== MATERIAL SHOWN ==

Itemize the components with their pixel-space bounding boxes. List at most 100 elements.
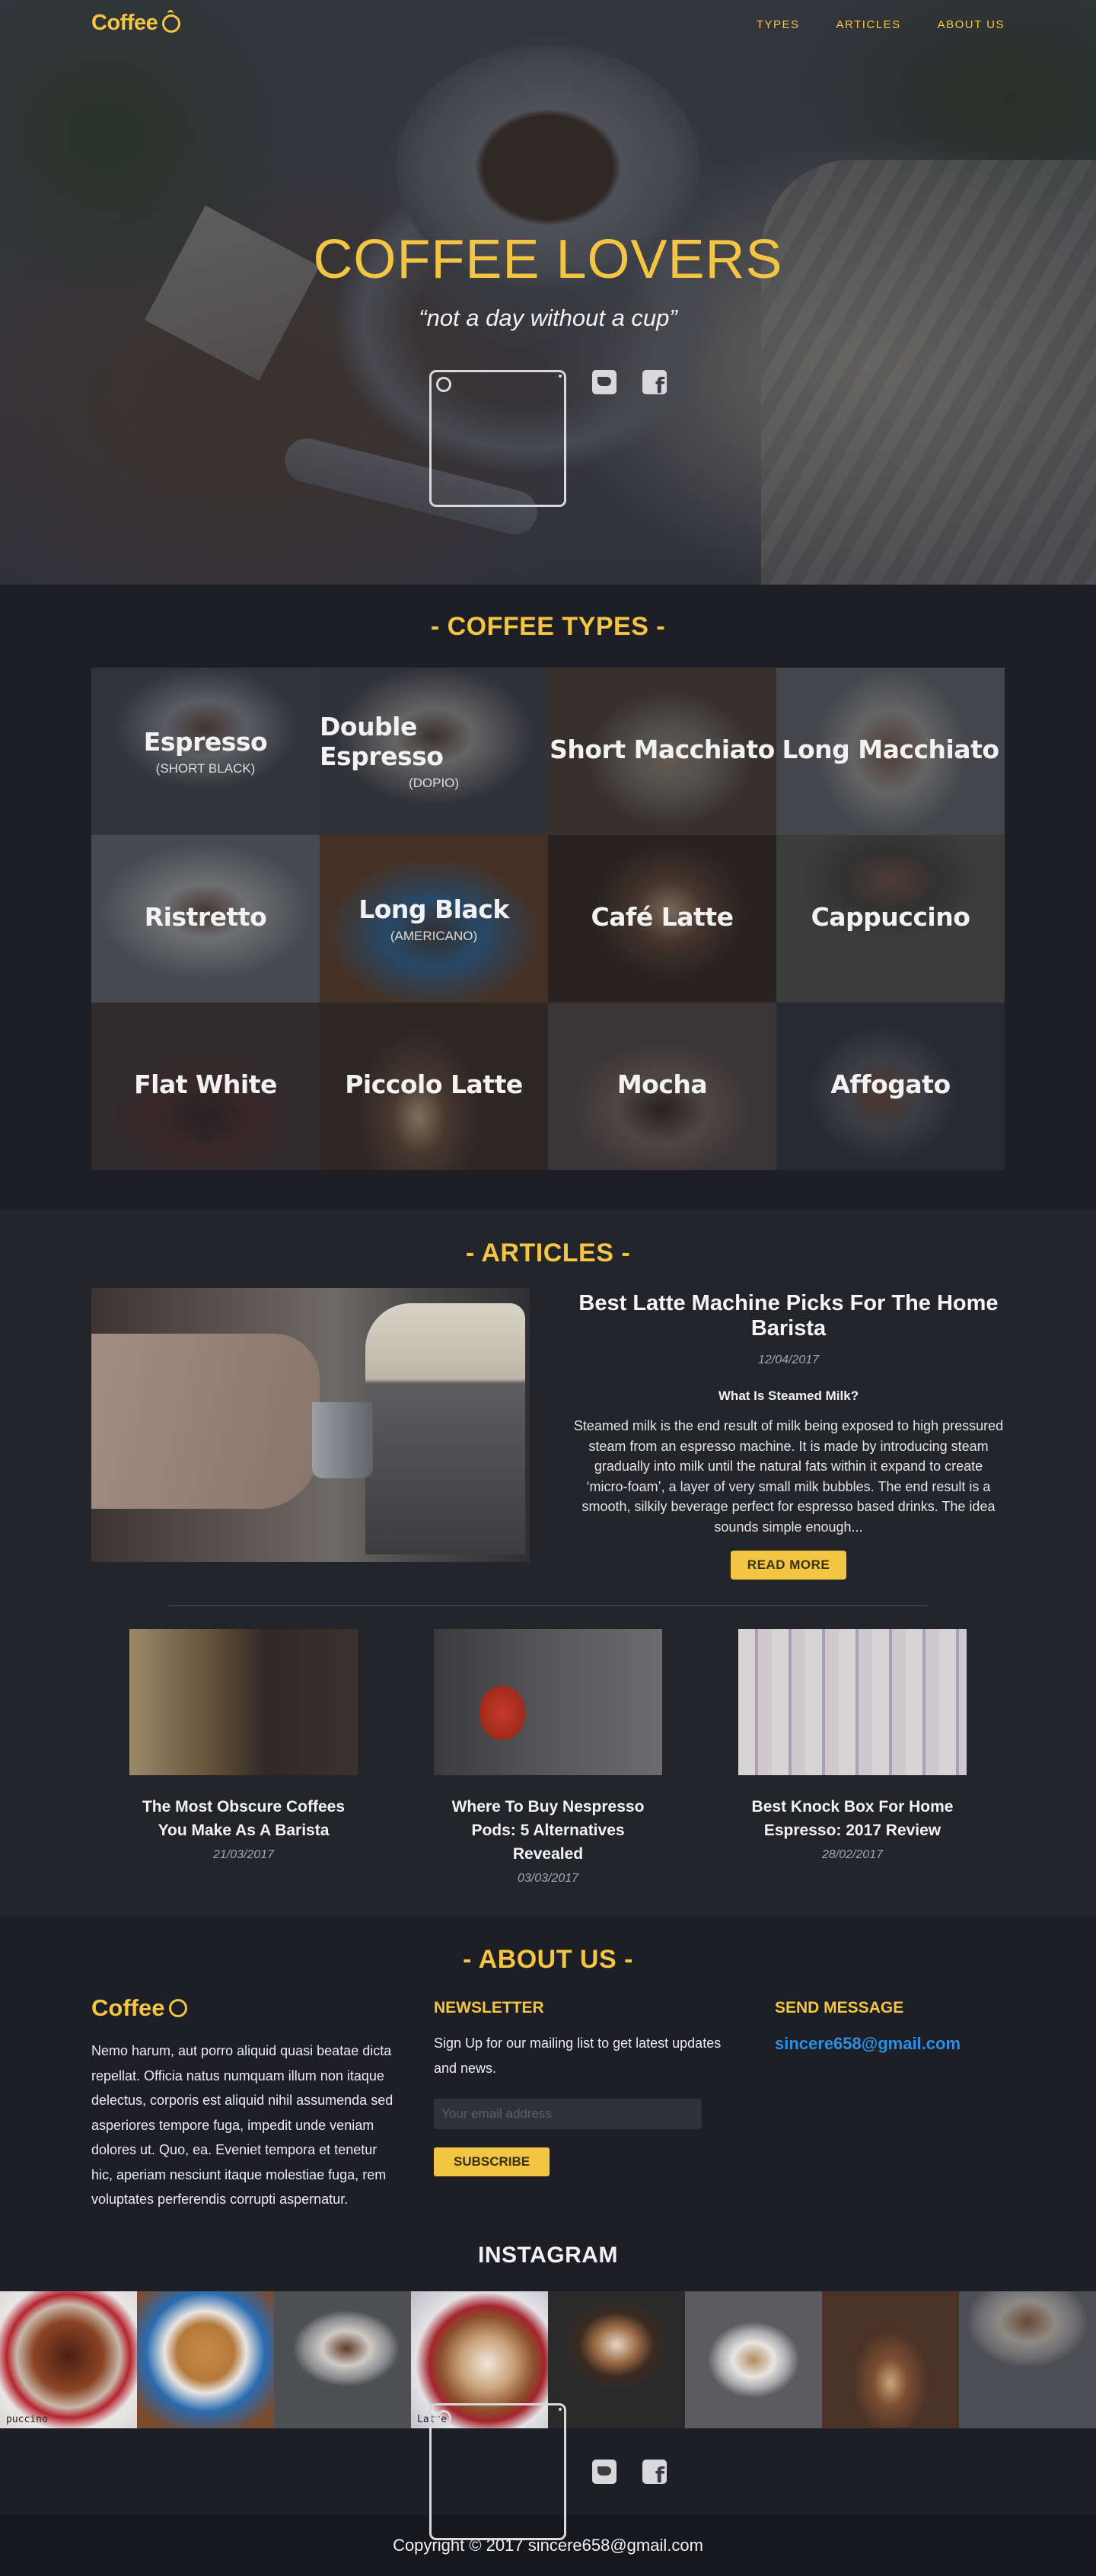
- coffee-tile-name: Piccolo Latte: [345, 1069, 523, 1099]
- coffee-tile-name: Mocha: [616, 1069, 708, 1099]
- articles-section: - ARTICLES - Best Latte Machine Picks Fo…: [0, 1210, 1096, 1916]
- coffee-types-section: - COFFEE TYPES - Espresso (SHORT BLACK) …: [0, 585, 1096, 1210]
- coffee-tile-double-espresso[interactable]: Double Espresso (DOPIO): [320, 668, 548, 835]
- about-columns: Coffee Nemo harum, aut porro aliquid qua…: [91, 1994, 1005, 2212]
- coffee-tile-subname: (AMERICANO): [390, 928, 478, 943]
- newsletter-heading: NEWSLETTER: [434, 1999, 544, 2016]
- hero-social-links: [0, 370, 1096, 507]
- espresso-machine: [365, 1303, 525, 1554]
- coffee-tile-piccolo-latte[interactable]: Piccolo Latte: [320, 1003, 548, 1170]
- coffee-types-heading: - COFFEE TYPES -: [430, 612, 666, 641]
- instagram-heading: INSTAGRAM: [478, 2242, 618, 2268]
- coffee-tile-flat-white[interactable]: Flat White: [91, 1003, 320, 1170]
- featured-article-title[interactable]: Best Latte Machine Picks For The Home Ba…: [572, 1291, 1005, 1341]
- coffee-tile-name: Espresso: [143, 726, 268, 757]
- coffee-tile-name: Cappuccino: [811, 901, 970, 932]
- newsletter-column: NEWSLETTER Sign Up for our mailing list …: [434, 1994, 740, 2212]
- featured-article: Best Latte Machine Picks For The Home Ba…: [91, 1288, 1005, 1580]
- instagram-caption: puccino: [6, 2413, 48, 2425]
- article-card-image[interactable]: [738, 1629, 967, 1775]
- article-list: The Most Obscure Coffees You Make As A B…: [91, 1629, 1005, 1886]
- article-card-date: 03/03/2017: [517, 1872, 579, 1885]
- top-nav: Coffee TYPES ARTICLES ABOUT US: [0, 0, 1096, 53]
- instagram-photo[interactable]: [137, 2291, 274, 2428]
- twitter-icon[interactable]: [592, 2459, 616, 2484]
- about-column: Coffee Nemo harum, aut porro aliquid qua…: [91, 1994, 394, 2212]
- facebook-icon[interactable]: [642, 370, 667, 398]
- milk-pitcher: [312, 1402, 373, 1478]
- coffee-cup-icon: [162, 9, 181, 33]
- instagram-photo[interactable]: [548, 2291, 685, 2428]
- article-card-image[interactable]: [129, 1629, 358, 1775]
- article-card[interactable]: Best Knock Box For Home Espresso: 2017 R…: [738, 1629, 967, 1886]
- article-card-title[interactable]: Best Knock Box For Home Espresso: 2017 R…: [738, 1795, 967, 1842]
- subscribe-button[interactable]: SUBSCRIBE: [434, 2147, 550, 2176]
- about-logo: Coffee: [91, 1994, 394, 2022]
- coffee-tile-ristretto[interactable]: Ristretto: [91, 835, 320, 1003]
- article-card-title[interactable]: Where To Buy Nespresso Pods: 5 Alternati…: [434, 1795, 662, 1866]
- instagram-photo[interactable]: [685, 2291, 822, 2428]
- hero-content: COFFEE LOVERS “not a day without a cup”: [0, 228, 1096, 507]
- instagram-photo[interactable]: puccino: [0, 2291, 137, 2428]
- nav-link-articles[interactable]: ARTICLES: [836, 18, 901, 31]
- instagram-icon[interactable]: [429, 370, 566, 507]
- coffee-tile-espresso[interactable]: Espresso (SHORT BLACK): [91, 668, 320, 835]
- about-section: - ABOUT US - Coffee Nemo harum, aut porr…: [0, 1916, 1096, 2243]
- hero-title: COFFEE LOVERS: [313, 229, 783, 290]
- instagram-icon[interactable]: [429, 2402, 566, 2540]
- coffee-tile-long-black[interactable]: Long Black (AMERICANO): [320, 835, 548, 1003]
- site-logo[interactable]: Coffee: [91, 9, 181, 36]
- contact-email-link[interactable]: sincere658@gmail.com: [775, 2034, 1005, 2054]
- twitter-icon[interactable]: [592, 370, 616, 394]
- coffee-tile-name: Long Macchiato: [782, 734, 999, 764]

===

• [INSTRUCTIONS TO FOLLOW] Copy the data above verbatim, line by line, and leave out the picture.

• [TASK RESPONSE]
Itemize the components with their pixel-space bounding boxes. List at most 100 elements.
- coffee-tile-name: Piccolo Latte: [345, 1069, 523, 1099]
- coffee-tile-name: Mocha: [616, 1069, 708, 1099]
- articles-section: - ARTICLES - Best Latte Machine Picks Fo…: [0, 1210, 1096, 1916]
- coffee-types-section: - COFFEE TYPES - Espresso (SHORT BLACK) …: [0, 585, 1096, 1210]
- coffee-tile-double-espresso[interactable]: Double Espresso (DOPIO): [320, 668, 548, 835]
- about-columns: Coffee Nemo harum, aut porro aliquid qua…: [91, 1994, 1005, 2212]
- coffee-tile-subname: (AMERICANO): [390, 928, 478, 943]
- newsletter-heading: NEWSLETTER: [434, 1999, 544, 2016]
- hero-social-links: [0, 370, 1096, 507]
- espresso-machine: [365, 1303, 525, 1554]
- coffee-tile-piccolo-latte[interactable]: Piccolo Latte: [320, 1003, 548, 1170]
- coffee-types-heading: - COFFEE TYPES -: [430, 612, 666, 641]
- instagram-heading: INSTAGRAM: [478, 2242, 618, 2268]
- coffee-tile-flat-white[interactable]: Flat White: [91, 1003, 320, 1170]
- featured-article-title[interactable]: Best Latte Machine Picks For The Home Ba…: [572, 1291, 1005, 1341]
- coffee-tile-name: Espresso: [143, 726, 268, 757]
- coffee-tile-name: Cappuccino: [811, 901, 970, 932]
- newsletter-column: NEWSLETTER Sign Up for our mailing list …: [434, 1994, 740, 2212]
- featured-article: Best Latte Machine Picks For The Home Ba…: [91, 1288, 1005, 1580]
- instagram-caption: puccino: [6, 2413, 48, 2425]
- article-card-image[interactable]: [738, 1629, 967, 1775]
- article-list: The Most Obscure Coffees You Make As A B…: [91, 1629, 1005, 1886]
- article-card-date: 03/03/2017: [517, 1872, 579, 1885]
- top-nav: Coffee TYPES ARTICLES ABOUT US: [0, 0, 1096, 53]
- instagram-photo[interactable]: [137, 2291, 274, 2428]
- twitter-icon[interactable]: [592, 2459, 616, 2484]
- about-column: Coffee Nemo harum, aut porro aliquid qua…: [91, 1994, 394, 2212]
- facebook-icon[interactable]: [642, 370, 667, 398]
- milk-pitcher: [312, 1402, 373, 1478]
- coffee-cup-icon: [162, 9, 181, 33]
- instagram-photo[interactable]: [548, 2291, 685, 2428]
- article-card-image[interactable]: [129, 1629, 358, 1775]
- article-card[interactable]: Best Knock Box For Home Espresso: 2017 R…: [738, 1629, 967, 1886]
- article-card-title[interactable]: Best Knock Box For Home Espresso: 2017 R…: [738, 1795, 967, 1842]
- subscribe-button[interactable]: SUBSCRIBE: [434, 2147, 550, 2176]
- about-logo: Coffee: [91, 1994, 394, 2022]
- coffee-tile-ristretto[interactable]: Ristretto: [91, 835, 320, 1003]
- article-card-title[interactable]: Where To Buy Nespresso Pods: 5 Alternati…: [434, 1795, 662, 1866]
- instagram-photo[interactable]: [685, 2291, 822, 2428]
- hero-content: COFFEE LOVERS “not a day without a cup”: [0, 228, 1096, 507]
- instagram-photo[interactable]: puccino: [0, 2291, 137, 2428]
- nav-link-articles[interactable]: ARTICLES: [836, 18, 901, 31]
- instagram-icon[interactable]: [429, 370, 566, 507]
- coffee-tile-espresso[interactable]: Espresso (SHORT BLACK): [91, 668, 320, 835]
- about-section: - ABOUT US - Coffee Nemo harum, aut porr…: [0, 1916, 1096, 2243]
- hero-title: COFFEE LOVERS: [313, 229, 783, 290]
- instagram-icon[interactable]: [429, 2402, 566, 2540]
- coffee-tile-long-black[interactable]: Long Black (AMERICANO): [320, 835, 548, 1003]
- site-logo[interactable]: Coffee: [91, 9, 181, 36]
- contact-email-link[interactable]: sincere658@gmail.com: [775, 2034, 1005, 2054]
- twitter-icon[interactable]: [592, 370, 616, 394]
- coffee-tile-name: Long Macchiato: [782, 734, 999, 764]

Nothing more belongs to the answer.